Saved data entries
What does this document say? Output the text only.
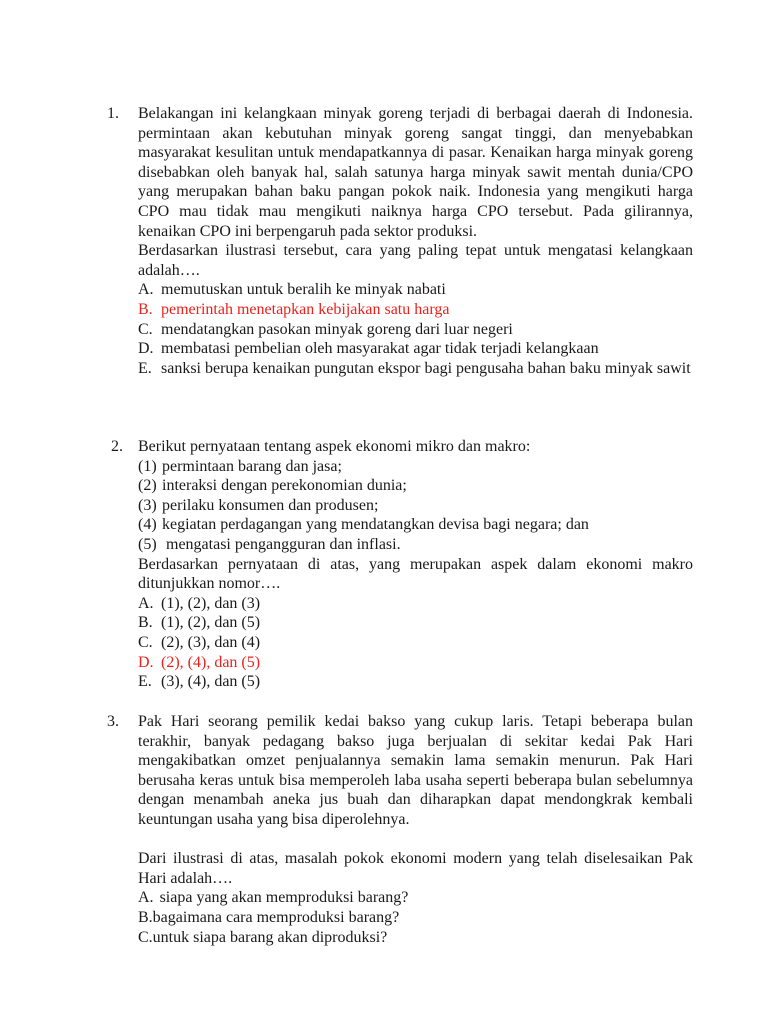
1. Belakangan ini kelangkaan minyak goreng terjadi di berbagai daerah di Indonesia. permintaan akan kebutuhan minyak goreng sangat tinggi, dan menyebabkan masyarakat kesulitan untuk mendapatkannya di pasar. Kenaikan harga minyak goreng disebabkan oleh banyak hal, salah satunya harga minyak sawit mentah dunia/CPO yang merupakan bahan baku pangan pokok naik. Indonesia yang mengikuti harga CPO mau tidak mau mengikuti naiknya harga CPO tersebut. Pada gilirannya, kenaikan CPO ini berpengaruh pada sektor produksi.

Berdasarkan ilustrasi tersebut, cara yang paling tepat untuk mengatasi kelangkaan adalah….

A. memutuskan untuk beralih ke minyak nabati
B. pemerintah menetapkan kebijakan satu harga
C. mendatangkan pasokan minyak goreng dari luar negeri
D. membatasi pembelian oleh masyarakat agar tidak terjadi kelangkaan
E. sanksi berupa kenaikan pungutan ekspor bagi pengusaha bahan baku minyak sawit
2. Berikut pernyataan tentang aspek ekonomi mikro dan makro:

(1) permintaan barang dan jasa;
(2) interaksi dengan perekonomian dunia;
(3) perilaku konsumen dan produsen;
(4) kegiatan perdagangan yang mendatangkan devisa bagi negara; dan
(5) mengatasi pengangguran dan inflasi.

Berdasarkan pernyataan di atas, yang merupakan aspek dalam ekonomi makro ditunjukkan nomor….

A. (1), (2), dan (3)
B. (1), (2), dan (5)
C. (2), (3), dan (4)
D. (2), (4), dan (5)
E. (3), (4), dan (5)
3. Pak Hari seorang pemilik kedai bakso yang cukup laris. Tetapi beberapa bulan terakhir, banyak pedagang bakso juga berjualan di sekitar kedai Pak Hari mengakibatkan omzet penjualannya semakin lama semakin menurun. Pak Hari berusaha keras untuk bisa memperoleh laba usaha seperti beberapa bulan sebelumnya dengan menambah aneka jus buah dan diharapkan dapat mendongkrak kembali keuntungan usaha yang bisa diperolehnya.

Dari ilustrasi di atas, masalah pokok ekonomi modern yang telah diselesaikan Pak Hari adalah….

A. siapa yang akan memproduksi barang?
B. bagaimana cara memproduksi barang?
C. untuk siapa barang akan diproduksi?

* WHAT THE TASK ASKS
In the listing, find each line with the string "tidak" and copy it.

* SOLVED EXERCISE
1. Belakangan ini kelangkaan minyak goreng terjadi di berbagai daerah di Indonesia. permintaan akan kebutuhan minyak goreng sangat tinggi, dan menyebabkan masyarakat kesulitan untuk mendapatkannya di pasar. Kenaikan harga minyak goreng disebabkan oleh banyak hal, salah satunya harga minyak sawit mentah dunia/CPO yang merupakan bahan baku pangan pokok naik. Indonesia yang mengikuti harga CPO mau tidak mau mengikuti naiknya harga CPO tersebut. Pada gilirannya, kenaikan CPO ini berpengaruh pada sektor produksi.
D. membatasi pembelian oleh masyarakat agar tidak terjadi kelangkaan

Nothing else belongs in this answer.